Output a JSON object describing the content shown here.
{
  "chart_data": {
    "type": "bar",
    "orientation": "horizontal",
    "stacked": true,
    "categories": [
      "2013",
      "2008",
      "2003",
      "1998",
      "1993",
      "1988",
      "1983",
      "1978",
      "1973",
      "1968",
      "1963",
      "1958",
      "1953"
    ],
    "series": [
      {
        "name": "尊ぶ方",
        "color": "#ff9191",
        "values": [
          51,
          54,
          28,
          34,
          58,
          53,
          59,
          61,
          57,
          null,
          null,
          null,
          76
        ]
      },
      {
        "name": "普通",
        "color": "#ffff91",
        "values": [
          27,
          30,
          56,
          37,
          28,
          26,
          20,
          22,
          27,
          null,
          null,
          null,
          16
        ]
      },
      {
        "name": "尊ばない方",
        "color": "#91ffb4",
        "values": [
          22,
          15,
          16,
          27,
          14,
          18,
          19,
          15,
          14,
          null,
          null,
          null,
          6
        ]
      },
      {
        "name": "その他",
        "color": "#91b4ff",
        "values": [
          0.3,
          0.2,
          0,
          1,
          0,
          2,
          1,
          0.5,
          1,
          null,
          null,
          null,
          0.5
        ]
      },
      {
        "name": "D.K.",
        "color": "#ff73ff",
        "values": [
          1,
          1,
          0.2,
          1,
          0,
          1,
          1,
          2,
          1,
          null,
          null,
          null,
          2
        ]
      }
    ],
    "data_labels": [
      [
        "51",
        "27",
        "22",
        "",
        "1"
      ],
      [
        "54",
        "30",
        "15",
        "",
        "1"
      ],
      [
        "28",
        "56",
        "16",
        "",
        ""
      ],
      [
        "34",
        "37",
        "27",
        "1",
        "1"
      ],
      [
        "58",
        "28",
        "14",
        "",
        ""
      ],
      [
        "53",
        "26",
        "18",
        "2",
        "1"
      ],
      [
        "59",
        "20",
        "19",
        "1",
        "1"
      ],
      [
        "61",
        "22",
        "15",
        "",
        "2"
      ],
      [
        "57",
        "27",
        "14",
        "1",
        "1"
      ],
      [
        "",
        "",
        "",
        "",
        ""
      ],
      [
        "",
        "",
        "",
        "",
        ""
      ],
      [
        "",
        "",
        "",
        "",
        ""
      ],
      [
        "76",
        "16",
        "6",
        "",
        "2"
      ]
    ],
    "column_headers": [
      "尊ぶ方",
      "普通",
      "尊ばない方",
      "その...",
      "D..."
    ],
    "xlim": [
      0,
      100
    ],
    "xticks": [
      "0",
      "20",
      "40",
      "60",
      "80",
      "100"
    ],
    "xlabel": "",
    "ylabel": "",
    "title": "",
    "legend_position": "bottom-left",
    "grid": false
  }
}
·····
### Problem details
Scan the records for the string "color". Copy each line in which it appears.

### Answer to the task
        "color": "#ff9191",
        "color": "#ffff91",
        "color": "#91ffb4",
        "color": "#91b4ff",
        "color": "#ff73ff",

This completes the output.